* _Records provided_
= Beginning of Section =

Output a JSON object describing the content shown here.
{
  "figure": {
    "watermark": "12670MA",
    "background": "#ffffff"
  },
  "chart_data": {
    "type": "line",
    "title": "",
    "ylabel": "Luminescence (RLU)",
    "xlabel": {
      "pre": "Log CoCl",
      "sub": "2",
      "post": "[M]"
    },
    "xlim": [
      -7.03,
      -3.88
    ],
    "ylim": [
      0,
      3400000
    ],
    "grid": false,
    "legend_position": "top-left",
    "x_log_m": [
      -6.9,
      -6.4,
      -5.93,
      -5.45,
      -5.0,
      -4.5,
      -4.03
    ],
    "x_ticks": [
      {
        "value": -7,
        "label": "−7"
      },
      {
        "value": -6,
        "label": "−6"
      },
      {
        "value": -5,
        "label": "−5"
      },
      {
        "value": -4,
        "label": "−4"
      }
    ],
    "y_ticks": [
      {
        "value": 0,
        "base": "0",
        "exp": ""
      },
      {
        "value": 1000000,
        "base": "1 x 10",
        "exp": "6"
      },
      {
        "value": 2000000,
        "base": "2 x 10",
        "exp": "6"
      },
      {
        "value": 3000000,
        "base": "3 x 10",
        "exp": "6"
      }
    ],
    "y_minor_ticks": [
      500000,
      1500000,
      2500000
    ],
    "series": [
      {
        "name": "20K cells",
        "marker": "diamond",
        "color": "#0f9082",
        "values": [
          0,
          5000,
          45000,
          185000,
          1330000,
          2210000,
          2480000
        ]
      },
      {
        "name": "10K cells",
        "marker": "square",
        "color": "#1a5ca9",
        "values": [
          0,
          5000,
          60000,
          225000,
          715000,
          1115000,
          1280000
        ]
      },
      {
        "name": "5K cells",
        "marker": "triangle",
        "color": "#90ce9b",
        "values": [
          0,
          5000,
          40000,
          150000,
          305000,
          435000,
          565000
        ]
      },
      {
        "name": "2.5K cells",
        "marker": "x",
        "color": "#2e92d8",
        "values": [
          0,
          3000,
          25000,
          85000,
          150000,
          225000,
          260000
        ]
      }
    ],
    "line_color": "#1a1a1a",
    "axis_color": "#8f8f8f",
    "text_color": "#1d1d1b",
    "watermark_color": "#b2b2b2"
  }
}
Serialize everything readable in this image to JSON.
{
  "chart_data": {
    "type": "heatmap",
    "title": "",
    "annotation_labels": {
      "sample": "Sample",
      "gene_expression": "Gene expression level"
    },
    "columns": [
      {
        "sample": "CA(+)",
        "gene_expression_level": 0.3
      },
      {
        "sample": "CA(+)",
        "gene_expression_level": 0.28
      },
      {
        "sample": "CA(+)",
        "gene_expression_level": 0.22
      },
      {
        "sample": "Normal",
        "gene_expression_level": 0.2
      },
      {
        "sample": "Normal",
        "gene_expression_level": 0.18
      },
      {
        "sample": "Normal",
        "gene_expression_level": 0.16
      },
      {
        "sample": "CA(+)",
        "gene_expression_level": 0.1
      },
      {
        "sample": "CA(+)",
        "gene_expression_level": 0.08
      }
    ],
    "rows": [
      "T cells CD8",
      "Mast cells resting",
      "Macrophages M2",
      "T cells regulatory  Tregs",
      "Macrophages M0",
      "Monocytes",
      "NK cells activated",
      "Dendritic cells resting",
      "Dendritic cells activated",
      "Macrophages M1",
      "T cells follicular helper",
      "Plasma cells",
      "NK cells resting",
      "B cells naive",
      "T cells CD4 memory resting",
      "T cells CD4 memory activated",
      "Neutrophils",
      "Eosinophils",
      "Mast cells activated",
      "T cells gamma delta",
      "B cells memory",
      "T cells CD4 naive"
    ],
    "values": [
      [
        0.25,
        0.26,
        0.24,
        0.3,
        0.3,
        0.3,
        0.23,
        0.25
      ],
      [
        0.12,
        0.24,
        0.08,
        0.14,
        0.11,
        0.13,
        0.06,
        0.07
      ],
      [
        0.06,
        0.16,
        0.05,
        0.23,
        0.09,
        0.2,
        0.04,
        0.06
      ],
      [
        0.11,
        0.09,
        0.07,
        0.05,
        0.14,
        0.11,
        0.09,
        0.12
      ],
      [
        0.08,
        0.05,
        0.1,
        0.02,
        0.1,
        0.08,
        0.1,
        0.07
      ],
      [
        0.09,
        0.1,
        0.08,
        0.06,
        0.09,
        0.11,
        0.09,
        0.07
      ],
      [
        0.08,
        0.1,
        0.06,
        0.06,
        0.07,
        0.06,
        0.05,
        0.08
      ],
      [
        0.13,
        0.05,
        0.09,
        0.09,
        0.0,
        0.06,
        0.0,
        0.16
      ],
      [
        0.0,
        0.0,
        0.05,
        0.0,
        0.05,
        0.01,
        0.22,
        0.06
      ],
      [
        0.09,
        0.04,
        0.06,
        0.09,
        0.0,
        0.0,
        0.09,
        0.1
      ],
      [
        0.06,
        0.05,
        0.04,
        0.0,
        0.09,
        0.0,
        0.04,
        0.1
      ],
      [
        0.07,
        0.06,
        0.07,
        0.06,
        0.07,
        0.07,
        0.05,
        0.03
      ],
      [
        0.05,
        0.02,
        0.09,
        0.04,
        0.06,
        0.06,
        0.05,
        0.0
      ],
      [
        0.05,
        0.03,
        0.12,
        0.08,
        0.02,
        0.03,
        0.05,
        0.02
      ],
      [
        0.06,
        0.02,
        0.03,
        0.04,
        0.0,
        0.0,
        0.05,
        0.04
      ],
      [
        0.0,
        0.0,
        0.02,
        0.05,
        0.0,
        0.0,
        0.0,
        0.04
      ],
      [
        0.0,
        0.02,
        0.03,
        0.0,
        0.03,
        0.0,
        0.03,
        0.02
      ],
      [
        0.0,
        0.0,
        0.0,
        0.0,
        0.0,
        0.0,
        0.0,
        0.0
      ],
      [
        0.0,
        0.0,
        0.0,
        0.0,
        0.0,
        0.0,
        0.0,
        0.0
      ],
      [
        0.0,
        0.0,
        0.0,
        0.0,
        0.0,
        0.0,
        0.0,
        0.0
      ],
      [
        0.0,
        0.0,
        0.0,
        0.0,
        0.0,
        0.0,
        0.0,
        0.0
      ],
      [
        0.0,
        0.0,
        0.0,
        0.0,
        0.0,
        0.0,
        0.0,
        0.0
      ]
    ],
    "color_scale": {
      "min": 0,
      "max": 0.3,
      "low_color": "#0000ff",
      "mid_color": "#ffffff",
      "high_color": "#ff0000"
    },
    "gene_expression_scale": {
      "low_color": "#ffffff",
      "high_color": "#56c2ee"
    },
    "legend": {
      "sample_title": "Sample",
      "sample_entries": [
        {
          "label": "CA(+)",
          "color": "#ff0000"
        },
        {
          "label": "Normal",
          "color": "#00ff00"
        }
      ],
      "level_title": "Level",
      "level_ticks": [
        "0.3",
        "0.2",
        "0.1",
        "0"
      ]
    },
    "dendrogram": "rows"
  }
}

= End of Section =

* _About this exercise_
Please retype all of the data above exactly as written.

* _Solution_
Output a JSON object describing the content shown here.
{
  "figure": {
    "watermark": "12670MA",
    "background": "#ffffff"
  },
  "chart_data": {
    "type": "line",
    "title": "",
    "ylabel": "Luminescence (RLU)",
    "xlabel": {
      "pre": "Log CoCl",
      "sub": "2",
      "post": "[M]"
    },
    "xlim": [
      -7.03,
      -3.88
    ],
    "ylim": [
      0,
      3400000
    ],
    "grid": false,
    "legend_position": "top-left",
    "x_log_m": [
      -6.9,
      -6.4,
      -5.93,
      -5.45,
      -5.0,
      -4.5,
      -4.03
    ],
    "x_ticks": [
      {
        "value": -7,
        "label": "−7"
      },
      {
        "value": -6,
        "label": "−6"
      },
      {
        "value": -5,
        "label": "−5"
      },
      {
        "value": -4,
        "label": "−4"
      }
    ],
    "y_ticks": [
      {
        "value": 0,
        "base": "0",
        "exp": ""
      },
      {
        "value": 1000000,
        "base": "1 x 10",
        "exp": "6"
      },
      {
        "value": 2000000,
        "base": "2 x 10",
        "exp": "6"
      },
      {
        "value": 3000000,
        "base": "3 x 10",
        "exp": "6"
      }
    ],
    "y_minor_ticks": [
      500000,
      1500000,
      2500000
    ],
    "series": [
      {
        "name": "20K cells",
        "marker": "diamond",
        "color": "#0f9082",
        "values": [
          0,
          5000,
          45000,
          185000,
          1330000,
          2210000,
          2480000
        ]
      },
      {
        "name": "10K cells",
        "marker": "square",
        "color": "#1a5ca9",
        "values": [
          0,
          5000,
          60000,
          225000,
          715000,
          1115000,
          1280000
        ]
      },
      {
        "name": "5K cells",
        "marker": "triangle",
        "color": "#90ce9b",
        "values": [
          0,
          5000,
          40000,
          150000,
          305000,
          435000,
          565000
        ]
      },
      {
        "name": "2.5K cells",
        "marker": "x",
        "color": "#2e92d8",
        "values": [
          0,
          3000,
          25000,
          85000,
          150000,
          225000,
          260000
        ]
      }
    ],
    "line_color": "#1a1a1a",
    "axis_color": "#8f8f8f",
    "text_color": "#1d1d1b",
    "watermark_color": "#b2b2b2"
  }
}
Serialize everything readable in this image to JSON.
{
  "chart_data": {
    "type": "heatmap",
    "title": "",
    "annotation_labels": {
      "sample": "Sample",
      "gene_expression": "Gene expression level"
    },
    "columns": [
      {
        "sample": "CA(+)",
        "gene_expression_level": 0.3
      },
      {
        "sample": "CA(+)",
        "gene_expression_level": 0.28
      },
      {
        "sample": "CA(+)",
        "gene_expression_level": 0.22
      },
      {
        "sample": "Normal",
        "gene_expression_level": 0.2
      },
      {
        "sample": "Normal",
        "gene_expression_level": 0.18
      },
      {
        "sample": "Normal",
        "gene_expression_level": 0.16
      },
      {
        "sample": "CA(+)",
        "gene_expression_level": 0.1
      },
      {
        "sample": "CA(+)",
        "gene_expression_level": 0.08
      }
    ],
    "rows": [
      "T cells CD8",
      "Mast cells resting",
      "Macrophages M2",
      "T cells regulatory  Tregs",
      "Macrophages M0",
      "Monocytes",
      "NK cells activated",
      "Dendritic cells resting",
      "Dendritic cells activated",
      "Macrophages M1",
      "T cells follicular helper",
      "Plasma cells",
      "NK cells resting",
      "B cells naive",
      "T cells CD4 memory resting",
      "T cells CD4 memory activated",
      "Neutrophils",
      "Eosinophils",
      "Mast cells activated",
      "T cells gamma delta",
      "B cells memory",
      "T cells CD4 naive"
    ],
    "values": [
      [
        0.25,
        0.26,
        0.24,
        0.3,
        0.3,
        0.3,
        0.23,
        0.25
      ],
      [
        0.12,
        0.24,
        0.08,
        0.14,
        0.11,
        0.13,
        0.06,
        0.07
      ],
      [
        0.06,
        0.16,
        0.05,
        0.23,
        0.09,
        0.2,
        0.04,
        0.06
      ],
      [
        0.11,
        0.09,
        0.07,
        0.05,
        0.14,
        0.11,
        0.09,
        0.12
      ],
      [
        0.08,
        0.05,
        0.1,
        0.02,
        0.1,
        0.08,
        0.1,
        0.07
      ],
      [
        0.09,
        0.1,
        0.08,
        0.06,
        0.09,
        0.11,
        0.09,
        0.07
      ],
      [
        0.08,
        0.1,
        0.06,
        0.06,
        0.07,
        0.06,
        0.05,
        0.08
      ],
      [
        0.13,
        0.05,
        0.09,
        0.09,
        0.0,
        0.06,
        0.0,
        0.16
      ],
      [
        0.0,
        0.0,
        0.05,
        0.0,
        0.05,
        0.01,
        0.22,
        0.06
      ],
      [
        0.09,
        0.04,
        0.06,
        0.09,
        0.0,
        0.0,
        0.09,
        0.1
      ],
      [
        0.06,
        0.05,
        0.04,
        0.0,
        0.09,
        0.0,
        0.04,
        0.1
      ],
      [
        0.07,
        0.06,
        0.07,
        0.06,
        0.07,
        0.07,
        0.05,
        0.03
      ],
      [
        0.05,
        0.02,
        0.09,
        0.04,
        0.06,
        0.06,
        0.05,
        0.0
      ],
      [
        0.05,
        0.03,
        0.12,
        0.08,
        0.02,
        0.03,
        0.05,
        0.02
      ],
      [
        0.06,
        0.02,
        0.03,
        0.04,
        0.0,
        0.0,
        0.05,
        0.04
      ],
      [
        0.0,
        0.0,
        0.02,
        0.05,
        0.0,
        0.0,
        0.0,
        0.04
      ],
      [
        0.0,
        0.02,
        0.03,
        0.0,
        0.03,
        0.0,
        0.03,
        0.02
      ],
      [
        0.0,
        0.0,
        0.0,
        0.0,
        0.0,
        0.0,
        0.0,
        0.0
      ],
      [
        0.0,
        0.0,
        0.0,
        0.0,
        0.0,
        0.0,
        0.0,
        0.0
      ],
      [
        0.0,
        0.0,
        0.0,
        0.0,
        0.0,
        0.0,
        0.0,
        0.0
      ],
      [
        0.0,
        0.0,
        0.0,
        0.0,
        0.0,
        0.0,
        0.0,
        0.0
      ],
      [
        0.0,
        0.0,
        0.0,
        0.0,
        0.0,
        0.0,
        0.0,
        0.0
      ]
    ],
    "color_scale": {
      "min": 0,
      "max": 0.3,
      "low_color": "#0000ff",
      "mid_color": "#ffffff",
      "high_color": "#ff0000"
    },
    "gene_expression_scale": {
      "low_color": "#ffffff",
      "high_color": "#56c2ee"
    },
    "legend": {
      "sample_title": "Sample",
      "sample_entries": [
        {
          "label": "CA(+)",
          "color": "#ff0000"
        },
        {
          "label": "Normal",
          "color": "#00ff00"
        }
      ],
      "level_title": "Level",
      "level_ticks": [
        "0.3",
        "0.2",
        "0.1",
        "0"
      ]
    },
    "dendrogram": "rows"
  }
}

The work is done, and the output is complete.